_THE PROBLEM_:
Using the listing below, please gather every line containing the word "Ctrl".

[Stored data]
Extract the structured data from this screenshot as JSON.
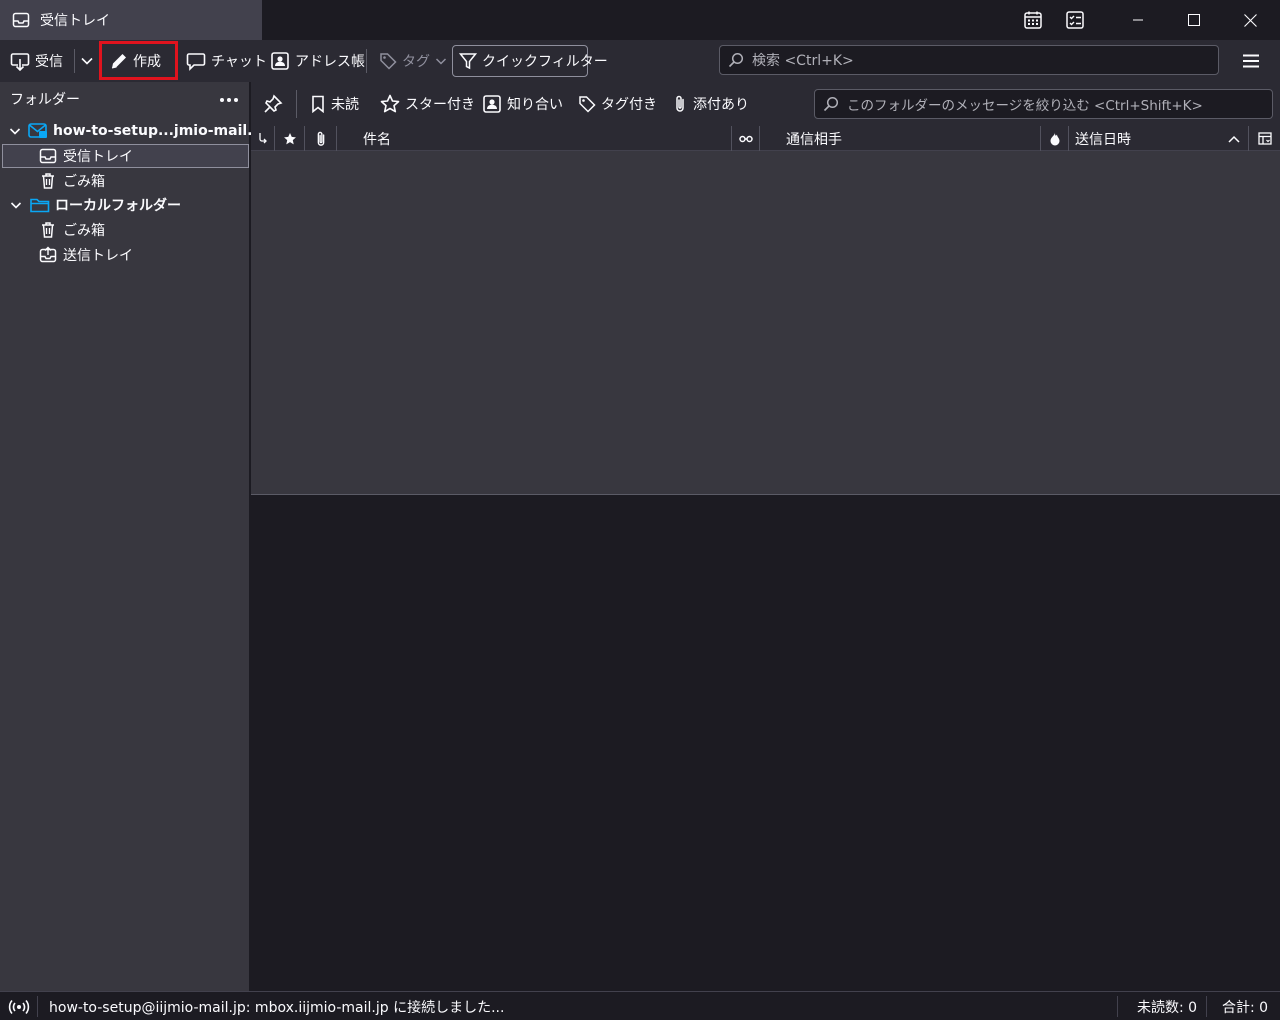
{
  "window": {
    "tab_title": "受信トレイ",
    "controls": [
      "calendar-icon",
      "tasks-icon",
      "minimize-icon",
      "maximize-icon",
      "close-icon"
    ]
  },
  "toolbar": {
    "get_messages": "受信",
    "write": "作成",
    "chat": "チャット",
    "address_book": "アドレス帳",
    "tag": "タグ",
    "quick_filter": "クイックフィルター",
    "search_placeholder": "検索 <Ctrl+K>"
  },
  "folder_pane": {
    "header": "フォルダー",
    "account": {
      "name": "how-to-setup...jmio-mail.jp",
      "folders": [
        {
          "name": "受信トレイ",
          "icon": "inbox-icon",
          "selected": true
        },
        {
          "name": "ごみ箱",
          "icon": "trash-icon",
          "selected": false
        }
      ]
    },
    "local": {
      "name": "ローカルフォルダー",
      "folders": [
        {
          "name": "ごみ箱",
          "icon": "trash-icon"
        },
        {
          "name": "送信トレイ",
          "icon": "outbox-icon"
        }
      ]
    }
  },
  "quick_filter_bar": {
    "unread": "未読",
    "starred": "スター付き",
    "contact": "知り合い",
    "tags": "タグ付き",
    "attachment": "添付あり",
    "filter_placeholder": "このフォルダーのメッセージを絞り込む <Ctrl+Shift+K>"
  },
  "columns": {
    "subject": "件名",
    "correspondents": "通信相手",
    "date": "送信日時"
  },
  "status": {
    "message": "how-to-setup@iijmio-mail.jp: mbox.iijmio-mail.jp に接続しました...",
    "unread": "未読数: 0",
    "total": "合計: 0"
  },
  "colors": {
    "highlight": "#e0131e",
    "folder_blue": "#0aa7f5"
  }
}
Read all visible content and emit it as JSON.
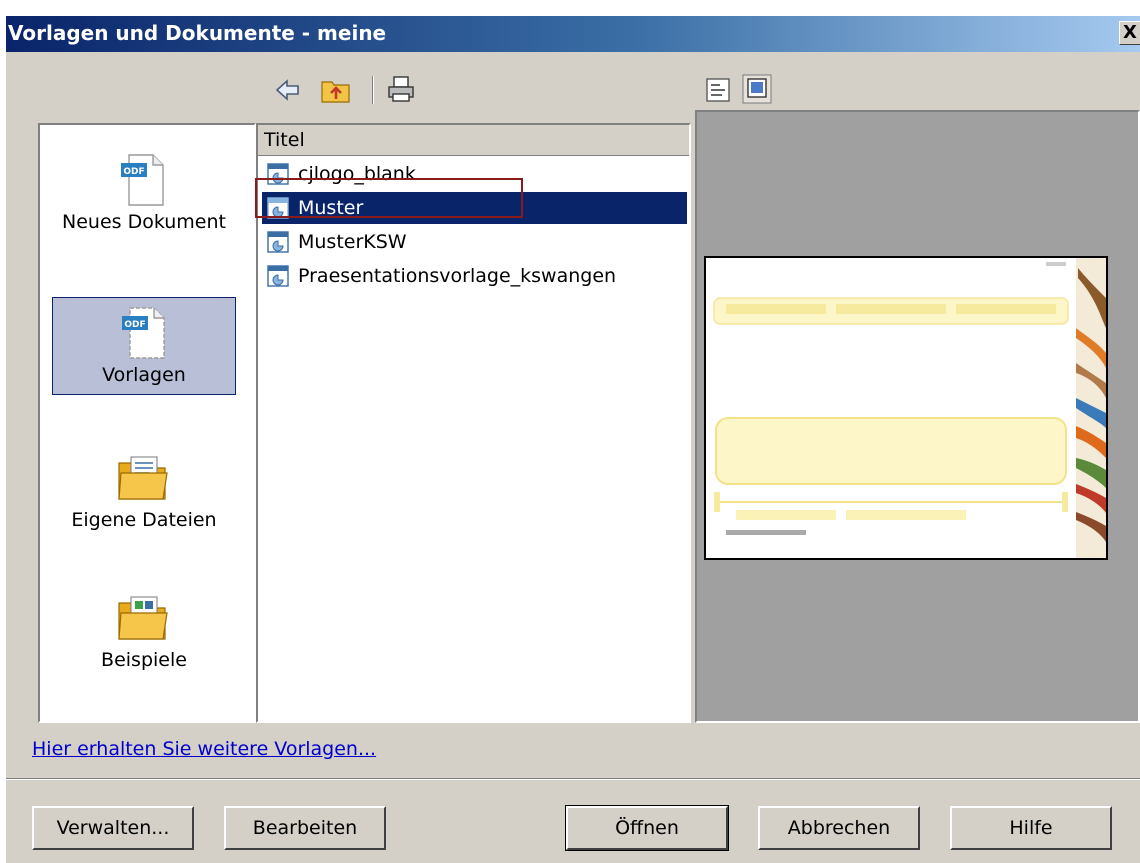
{
  "window": {
    "title": "Vorlagen und Dokumente - meine",
    "close_glyph": "X"
  },
  "toolbar": {
    "left_icons": [
      "back-arrow-icon",
      "folder-up-icon",
      "print-icon"
    ],
    "right_icons": [
      "document-properties-icon",
      "preview-icon"
    ]
  },
  "categories": [
    {
      "label": "Neues Dokument",
      "icon": "odf-document-icon",
      "selected": false
    },
    {
      "label": "Vorlagen",
      "icon": "odf-template-icon",
      "selected": true
    },
    {
      "label": "Eigene Dateien",
      "icon": "folder-documents-icon",
      "selected": false
    },
    {
      "label": "Beispiele",
      "icon": "folder-examples-icon",
      "selected": false
    }
  ],
  "list": {
    "header": "Titel",
    "items": [
      {
        "label": "cjlogo_blank",
        "selected": false
      },
      {
        "label": "Muster",
        "selected": true
      },
      {
        "label": "MusterKSW",
        "selected": false
      },
      {
        "label": "Praesentationsvorlage_kswangen",
        "selected": false
      }
    ]
  },
  "more_templates_link": "Hier erhalten Sie weitere Vorlagen...",
  "buttons": {
    "manage": "Verwalten...",
    "edit": "Bearbeiten",
    "open": "Öffnen",
    "cancel": "Abbrechen",
    "help": "Hilfe"
  },
  "colors": {
    "titlebar": "#0a246a",
    "selection": "#0a246a",
    "dialog_face": "#d4d0c8",
    "link": "#0000cc",
    "focus_outline": "#8b1a1a"
  }
}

_EXERCISE RESULT_:
    "search_placeholder": "検索 <Ctrl+K>"
    "filter_placeholder": "このフォルダーのメッセージを絞り込む <Ctrl+Shift+K>"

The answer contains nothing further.